__WORK INSTRUCTIONS__. Repeat the listing in full, preserving every character.

__EXTRACTED RECORDS__.
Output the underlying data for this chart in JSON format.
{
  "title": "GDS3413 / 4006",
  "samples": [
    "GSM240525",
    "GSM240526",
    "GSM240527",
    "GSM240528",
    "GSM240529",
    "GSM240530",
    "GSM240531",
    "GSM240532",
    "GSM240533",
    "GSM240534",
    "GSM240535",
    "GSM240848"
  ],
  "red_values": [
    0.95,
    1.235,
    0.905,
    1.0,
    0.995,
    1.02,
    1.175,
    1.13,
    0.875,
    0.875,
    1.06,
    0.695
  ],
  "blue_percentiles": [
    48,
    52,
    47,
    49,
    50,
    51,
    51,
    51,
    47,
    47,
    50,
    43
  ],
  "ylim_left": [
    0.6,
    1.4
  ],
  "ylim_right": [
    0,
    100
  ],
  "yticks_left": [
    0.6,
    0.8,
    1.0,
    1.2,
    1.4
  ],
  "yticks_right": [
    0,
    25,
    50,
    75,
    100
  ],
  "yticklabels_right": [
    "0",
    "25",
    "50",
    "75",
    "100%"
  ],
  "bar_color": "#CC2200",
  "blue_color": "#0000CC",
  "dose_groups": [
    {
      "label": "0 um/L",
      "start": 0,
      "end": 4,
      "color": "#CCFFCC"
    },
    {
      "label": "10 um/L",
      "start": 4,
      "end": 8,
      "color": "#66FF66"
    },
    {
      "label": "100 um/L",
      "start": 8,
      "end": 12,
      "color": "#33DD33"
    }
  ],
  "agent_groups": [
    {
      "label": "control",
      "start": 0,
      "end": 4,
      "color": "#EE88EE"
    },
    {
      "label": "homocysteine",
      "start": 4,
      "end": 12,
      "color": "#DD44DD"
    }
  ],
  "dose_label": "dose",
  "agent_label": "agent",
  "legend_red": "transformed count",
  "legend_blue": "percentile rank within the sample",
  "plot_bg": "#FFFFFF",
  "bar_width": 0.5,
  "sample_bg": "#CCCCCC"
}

__REPLY TO THE TASK__.
Output the underlying data for this chart in JSON format.
{
  "title": "GDS3413 / 4006",
  "samples": [
    "GSM240525",
    "GSM240526",
    "GSM240527",
    "GSM240528",
    "GSM240529",
    "GSM240530",
    "GSM240531",
    "GSM240532",
    "GSM240533",
    "GSM240534",
    "GSM240535",
    "GSM240848"
  ],
  "red_values": [
    0.95,
    1.235,
    0.905,
    1.0,
    0.995,
    1.02,
    1.175,
    1.13,
    0.875,
    0.875,
    1.06,
    0.695
  ],
  "blue_percentiles": [
    48,
    52,
    47,
    49,
    50,
    51,
    51,
    51,
    47,
    47,
    50,
    43
  ],
  "ylim_left": [
    0.6,
    1.4
  ],
  "ylim_right": [
    0,
    100
  ],
  "yticks_left": [
    0.6,
    0.8,
    1.0,
    1.2,
    1.4
  ],
  "yticks_right": [
    0,
    25,
    50,
    75,
    100
  ],
  "yticklabels_right": [
    "0",
    "25",
    "50",
    "75",
    "100%"
  ],
  "bar_color": "#CC2200",
  "blue_color": "#0000CC",
  "dose_groups": [
    {
      "label": "0 um/L",
      "start": 0,
      "end": 4,
      "color": "#CCFFCC"
    },
    {
      "label": "10 um/L",
      "start": 4,
      "end": 8,
      "color": "#66FF66"
    },
    {
      "label": "100 um/L",
      "start": 8,
      "end": 12,
      "color": "#33DD33"
    }
  ],
  "agent_groups": [
    {
      "label": "control",
      "start": 0,
      "end": 4,
      "color": "#EE88EE"
    },
    {
      "label": "homocysteine",
      "start": 4,
      "end": 12,
      "color": "#DD44DD"
    }
  ],
  "dose_label": "dose",
  "agent_label": "agent",
  "legend_red": "transformed count",
  "legend_blue": "percentile rank within the sample",
  "plot_bg": "#FFFFFF",
  "bar_width": 0.5,
  "sample_bg": "#CCCCCC"
}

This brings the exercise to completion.